Search the material and gather each line with "Leipzig" in it.
* * * *
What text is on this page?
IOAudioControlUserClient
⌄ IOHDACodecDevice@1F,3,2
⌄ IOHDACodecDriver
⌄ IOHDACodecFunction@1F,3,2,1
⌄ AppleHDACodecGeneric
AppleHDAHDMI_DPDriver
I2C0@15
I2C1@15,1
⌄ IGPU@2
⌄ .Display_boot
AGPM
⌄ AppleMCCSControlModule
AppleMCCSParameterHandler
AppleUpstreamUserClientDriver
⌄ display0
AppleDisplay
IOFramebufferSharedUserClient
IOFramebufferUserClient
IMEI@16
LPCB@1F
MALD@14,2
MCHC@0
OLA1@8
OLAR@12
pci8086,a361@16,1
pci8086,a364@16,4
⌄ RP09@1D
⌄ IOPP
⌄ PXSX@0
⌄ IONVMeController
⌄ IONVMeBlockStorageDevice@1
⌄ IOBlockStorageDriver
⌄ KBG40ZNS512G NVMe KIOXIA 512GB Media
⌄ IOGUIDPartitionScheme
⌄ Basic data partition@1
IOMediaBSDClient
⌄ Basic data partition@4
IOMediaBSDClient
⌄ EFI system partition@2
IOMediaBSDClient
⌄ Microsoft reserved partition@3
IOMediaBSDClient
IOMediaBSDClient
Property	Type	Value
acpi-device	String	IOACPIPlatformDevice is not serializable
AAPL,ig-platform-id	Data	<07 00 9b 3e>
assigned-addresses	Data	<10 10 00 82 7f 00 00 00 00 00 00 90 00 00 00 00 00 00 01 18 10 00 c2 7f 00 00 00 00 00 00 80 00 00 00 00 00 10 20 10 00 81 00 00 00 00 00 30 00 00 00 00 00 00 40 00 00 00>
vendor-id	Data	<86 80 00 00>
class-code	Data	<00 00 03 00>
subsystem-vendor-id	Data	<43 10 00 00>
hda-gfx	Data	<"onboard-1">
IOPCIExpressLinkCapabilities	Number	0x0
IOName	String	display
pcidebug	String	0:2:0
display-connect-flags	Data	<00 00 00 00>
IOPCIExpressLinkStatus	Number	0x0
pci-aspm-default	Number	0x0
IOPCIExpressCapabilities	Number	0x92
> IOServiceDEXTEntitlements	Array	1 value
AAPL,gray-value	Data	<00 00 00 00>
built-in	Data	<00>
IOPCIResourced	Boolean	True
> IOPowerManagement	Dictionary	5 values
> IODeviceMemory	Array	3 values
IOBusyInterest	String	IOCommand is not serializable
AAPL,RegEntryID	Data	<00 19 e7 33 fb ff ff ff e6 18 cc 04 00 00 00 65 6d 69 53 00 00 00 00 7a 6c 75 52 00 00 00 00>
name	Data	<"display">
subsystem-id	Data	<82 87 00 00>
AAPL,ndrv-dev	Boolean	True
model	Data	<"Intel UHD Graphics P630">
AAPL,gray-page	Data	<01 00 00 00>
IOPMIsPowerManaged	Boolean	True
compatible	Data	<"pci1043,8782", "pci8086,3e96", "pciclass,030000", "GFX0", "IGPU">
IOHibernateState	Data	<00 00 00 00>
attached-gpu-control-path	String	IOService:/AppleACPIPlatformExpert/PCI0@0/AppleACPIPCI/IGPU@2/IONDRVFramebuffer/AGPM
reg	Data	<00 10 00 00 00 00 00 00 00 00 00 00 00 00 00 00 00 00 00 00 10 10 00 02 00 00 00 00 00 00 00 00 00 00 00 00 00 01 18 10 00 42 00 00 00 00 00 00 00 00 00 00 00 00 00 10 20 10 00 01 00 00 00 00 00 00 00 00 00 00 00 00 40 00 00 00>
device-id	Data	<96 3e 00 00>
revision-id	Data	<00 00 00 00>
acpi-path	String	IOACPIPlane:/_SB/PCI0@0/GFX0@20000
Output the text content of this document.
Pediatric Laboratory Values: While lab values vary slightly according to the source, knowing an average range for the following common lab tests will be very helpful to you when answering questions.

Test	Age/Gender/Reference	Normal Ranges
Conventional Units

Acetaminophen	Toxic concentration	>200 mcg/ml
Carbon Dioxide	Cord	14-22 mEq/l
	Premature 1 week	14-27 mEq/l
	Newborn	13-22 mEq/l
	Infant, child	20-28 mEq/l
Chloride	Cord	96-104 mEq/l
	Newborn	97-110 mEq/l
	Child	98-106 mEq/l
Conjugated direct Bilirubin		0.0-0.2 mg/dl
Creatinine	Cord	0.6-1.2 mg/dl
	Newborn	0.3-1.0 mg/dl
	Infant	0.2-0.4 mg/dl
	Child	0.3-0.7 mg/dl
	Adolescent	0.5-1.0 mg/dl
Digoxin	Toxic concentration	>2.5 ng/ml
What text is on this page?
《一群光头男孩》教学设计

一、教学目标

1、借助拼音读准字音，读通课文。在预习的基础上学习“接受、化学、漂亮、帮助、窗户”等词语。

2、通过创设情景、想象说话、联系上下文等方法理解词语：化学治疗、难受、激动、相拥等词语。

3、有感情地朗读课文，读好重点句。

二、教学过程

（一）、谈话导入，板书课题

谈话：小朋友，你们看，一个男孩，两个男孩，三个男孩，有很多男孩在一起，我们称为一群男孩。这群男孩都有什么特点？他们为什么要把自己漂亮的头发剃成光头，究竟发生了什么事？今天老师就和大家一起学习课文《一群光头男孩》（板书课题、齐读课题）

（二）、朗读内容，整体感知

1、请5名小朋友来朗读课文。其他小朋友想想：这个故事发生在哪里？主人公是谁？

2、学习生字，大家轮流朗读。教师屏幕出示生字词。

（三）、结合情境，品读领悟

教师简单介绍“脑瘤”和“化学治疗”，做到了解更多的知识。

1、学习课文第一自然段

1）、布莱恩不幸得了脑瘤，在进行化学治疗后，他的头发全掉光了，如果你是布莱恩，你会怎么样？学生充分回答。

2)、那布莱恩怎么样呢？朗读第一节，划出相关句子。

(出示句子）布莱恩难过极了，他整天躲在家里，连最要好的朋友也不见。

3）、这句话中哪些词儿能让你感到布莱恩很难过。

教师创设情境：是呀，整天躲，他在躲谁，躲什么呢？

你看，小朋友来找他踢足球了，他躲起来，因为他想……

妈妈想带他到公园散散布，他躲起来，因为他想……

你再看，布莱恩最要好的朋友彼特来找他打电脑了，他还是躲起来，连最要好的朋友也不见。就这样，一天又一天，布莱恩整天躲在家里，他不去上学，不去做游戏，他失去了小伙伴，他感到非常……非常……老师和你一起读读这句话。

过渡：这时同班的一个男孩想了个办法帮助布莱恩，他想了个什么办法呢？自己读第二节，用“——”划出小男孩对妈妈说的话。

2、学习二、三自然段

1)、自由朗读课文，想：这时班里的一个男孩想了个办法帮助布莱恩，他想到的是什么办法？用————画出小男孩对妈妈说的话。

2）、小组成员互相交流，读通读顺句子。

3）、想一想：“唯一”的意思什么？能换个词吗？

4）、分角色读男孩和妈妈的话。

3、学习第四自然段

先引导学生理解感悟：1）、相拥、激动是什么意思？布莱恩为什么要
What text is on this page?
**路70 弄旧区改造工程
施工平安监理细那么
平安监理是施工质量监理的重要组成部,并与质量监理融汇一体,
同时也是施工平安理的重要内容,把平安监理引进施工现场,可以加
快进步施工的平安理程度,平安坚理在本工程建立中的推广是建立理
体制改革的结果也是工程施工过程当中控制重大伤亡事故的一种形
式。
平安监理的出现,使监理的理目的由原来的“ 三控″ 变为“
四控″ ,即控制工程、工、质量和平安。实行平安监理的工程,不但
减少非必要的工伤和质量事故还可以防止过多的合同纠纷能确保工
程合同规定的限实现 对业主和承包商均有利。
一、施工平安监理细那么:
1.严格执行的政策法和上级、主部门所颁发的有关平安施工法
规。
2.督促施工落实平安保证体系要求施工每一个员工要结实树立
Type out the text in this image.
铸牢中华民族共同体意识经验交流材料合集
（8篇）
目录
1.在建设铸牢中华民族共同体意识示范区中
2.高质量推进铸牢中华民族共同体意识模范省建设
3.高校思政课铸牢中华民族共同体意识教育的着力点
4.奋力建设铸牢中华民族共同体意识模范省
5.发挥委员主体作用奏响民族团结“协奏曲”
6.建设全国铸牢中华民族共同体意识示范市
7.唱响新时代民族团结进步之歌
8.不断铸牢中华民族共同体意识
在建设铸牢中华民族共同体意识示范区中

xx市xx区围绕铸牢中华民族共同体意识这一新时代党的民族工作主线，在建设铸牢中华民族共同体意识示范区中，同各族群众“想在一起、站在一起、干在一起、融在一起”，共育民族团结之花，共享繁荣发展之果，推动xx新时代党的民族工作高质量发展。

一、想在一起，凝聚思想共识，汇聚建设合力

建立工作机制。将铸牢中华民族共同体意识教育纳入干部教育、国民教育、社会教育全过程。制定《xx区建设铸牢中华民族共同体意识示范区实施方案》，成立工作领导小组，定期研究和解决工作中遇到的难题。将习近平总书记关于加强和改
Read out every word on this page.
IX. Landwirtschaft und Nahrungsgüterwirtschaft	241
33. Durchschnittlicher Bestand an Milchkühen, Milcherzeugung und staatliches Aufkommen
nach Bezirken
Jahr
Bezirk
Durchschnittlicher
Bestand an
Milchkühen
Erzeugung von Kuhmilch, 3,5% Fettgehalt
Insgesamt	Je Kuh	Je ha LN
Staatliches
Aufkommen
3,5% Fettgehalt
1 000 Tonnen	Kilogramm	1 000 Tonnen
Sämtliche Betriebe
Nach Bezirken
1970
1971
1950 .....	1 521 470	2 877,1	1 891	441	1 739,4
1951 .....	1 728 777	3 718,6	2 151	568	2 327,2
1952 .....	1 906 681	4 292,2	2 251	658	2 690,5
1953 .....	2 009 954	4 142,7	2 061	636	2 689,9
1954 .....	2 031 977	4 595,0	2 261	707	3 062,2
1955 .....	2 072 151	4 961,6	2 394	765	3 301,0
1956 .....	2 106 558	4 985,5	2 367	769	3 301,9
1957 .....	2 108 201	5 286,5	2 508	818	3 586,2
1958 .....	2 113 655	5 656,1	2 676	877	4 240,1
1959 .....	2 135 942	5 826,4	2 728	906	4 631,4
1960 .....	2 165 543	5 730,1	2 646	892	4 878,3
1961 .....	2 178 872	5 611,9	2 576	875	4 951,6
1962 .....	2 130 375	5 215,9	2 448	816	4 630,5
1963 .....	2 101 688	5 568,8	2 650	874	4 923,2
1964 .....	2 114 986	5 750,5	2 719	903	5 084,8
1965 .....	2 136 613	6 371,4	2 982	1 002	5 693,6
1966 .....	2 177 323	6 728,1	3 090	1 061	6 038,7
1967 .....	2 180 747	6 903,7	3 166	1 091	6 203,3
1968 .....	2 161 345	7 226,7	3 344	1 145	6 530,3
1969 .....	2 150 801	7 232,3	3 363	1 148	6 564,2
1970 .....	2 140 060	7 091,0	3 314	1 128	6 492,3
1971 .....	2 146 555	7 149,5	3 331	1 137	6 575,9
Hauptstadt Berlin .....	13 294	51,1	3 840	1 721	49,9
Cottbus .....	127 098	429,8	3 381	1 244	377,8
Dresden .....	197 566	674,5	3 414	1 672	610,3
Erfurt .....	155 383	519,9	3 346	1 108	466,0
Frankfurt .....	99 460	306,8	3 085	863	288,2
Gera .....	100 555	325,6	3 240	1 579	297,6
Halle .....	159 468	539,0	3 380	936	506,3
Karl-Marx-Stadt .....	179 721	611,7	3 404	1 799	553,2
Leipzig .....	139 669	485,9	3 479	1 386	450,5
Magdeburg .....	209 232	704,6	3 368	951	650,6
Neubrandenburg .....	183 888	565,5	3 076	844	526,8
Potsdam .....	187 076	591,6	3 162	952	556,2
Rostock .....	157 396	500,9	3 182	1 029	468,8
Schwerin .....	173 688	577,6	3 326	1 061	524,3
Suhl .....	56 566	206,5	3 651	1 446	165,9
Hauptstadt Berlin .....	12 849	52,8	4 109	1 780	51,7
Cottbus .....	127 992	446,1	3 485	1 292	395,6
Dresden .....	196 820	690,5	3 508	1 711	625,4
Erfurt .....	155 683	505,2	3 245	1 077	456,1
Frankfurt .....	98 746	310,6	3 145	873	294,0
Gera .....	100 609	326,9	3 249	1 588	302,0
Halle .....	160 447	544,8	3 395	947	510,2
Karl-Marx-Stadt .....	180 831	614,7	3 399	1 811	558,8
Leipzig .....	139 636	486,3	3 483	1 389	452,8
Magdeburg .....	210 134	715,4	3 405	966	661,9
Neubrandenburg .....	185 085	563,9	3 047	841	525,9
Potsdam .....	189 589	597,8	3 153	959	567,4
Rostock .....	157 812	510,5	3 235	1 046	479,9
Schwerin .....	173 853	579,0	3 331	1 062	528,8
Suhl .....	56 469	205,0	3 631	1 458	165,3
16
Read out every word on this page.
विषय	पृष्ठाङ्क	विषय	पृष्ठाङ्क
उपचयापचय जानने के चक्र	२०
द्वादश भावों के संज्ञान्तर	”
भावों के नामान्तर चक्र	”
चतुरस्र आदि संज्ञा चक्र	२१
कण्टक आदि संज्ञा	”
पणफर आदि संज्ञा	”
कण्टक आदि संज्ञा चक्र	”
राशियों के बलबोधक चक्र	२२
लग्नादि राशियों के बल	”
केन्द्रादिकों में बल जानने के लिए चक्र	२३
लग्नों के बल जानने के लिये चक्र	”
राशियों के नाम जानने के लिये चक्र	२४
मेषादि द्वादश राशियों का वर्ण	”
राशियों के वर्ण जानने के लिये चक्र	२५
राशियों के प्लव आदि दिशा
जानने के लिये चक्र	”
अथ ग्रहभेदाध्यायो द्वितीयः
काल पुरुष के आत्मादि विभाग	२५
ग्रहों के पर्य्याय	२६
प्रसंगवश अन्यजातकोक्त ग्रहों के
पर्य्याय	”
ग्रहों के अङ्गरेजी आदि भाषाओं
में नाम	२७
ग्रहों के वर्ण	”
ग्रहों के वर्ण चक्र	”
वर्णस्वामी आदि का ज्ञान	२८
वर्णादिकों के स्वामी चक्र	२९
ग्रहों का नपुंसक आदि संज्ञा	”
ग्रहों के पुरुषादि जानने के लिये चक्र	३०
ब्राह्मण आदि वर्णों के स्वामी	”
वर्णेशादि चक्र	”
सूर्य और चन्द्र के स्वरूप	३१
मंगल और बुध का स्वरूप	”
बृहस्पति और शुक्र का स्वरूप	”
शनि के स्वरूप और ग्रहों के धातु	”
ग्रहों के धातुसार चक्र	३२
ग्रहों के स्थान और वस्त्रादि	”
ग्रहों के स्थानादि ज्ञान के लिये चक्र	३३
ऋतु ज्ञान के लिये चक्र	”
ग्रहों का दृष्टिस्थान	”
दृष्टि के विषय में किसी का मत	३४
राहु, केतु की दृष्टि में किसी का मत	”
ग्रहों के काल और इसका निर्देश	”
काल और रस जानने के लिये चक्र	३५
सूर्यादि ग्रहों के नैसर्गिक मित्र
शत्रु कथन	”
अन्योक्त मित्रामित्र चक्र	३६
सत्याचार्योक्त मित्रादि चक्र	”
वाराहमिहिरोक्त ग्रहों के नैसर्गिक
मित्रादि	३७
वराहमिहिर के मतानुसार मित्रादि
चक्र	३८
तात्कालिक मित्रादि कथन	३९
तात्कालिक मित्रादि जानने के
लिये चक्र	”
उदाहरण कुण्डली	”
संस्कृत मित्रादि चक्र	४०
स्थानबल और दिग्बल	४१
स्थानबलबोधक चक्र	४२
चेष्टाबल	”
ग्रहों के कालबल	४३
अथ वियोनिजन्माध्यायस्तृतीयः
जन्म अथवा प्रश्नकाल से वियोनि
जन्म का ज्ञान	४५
* * * *
▶ _Written response_:
Leipzig .....	139 669	485,9	3 479	1 386	450,5
Leipzig .....	139 636	486,3	3 483	1 389	452,8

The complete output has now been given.